• What is being asked:
Each line of the data that includes the string "Draw" is to be copied out.

• Available records:
----------
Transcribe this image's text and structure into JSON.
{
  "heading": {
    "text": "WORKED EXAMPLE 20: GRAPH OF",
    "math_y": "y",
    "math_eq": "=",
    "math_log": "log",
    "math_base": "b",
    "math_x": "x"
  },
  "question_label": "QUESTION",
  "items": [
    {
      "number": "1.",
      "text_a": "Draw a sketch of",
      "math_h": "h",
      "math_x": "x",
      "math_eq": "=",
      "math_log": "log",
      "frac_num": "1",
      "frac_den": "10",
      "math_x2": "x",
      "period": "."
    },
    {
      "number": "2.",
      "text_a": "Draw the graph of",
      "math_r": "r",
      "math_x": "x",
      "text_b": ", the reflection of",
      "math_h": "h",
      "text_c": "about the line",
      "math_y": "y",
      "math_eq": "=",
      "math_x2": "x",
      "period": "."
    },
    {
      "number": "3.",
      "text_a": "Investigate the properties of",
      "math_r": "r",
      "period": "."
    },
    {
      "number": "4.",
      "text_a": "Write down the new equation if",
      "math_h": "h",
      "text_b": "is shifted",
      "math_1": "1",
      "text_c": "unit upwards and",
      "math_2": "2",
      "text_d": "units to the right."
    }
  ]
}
----------
• Full response:
      "text_a": "Draw a sketch of",
      "text_a": "Draw the graph of",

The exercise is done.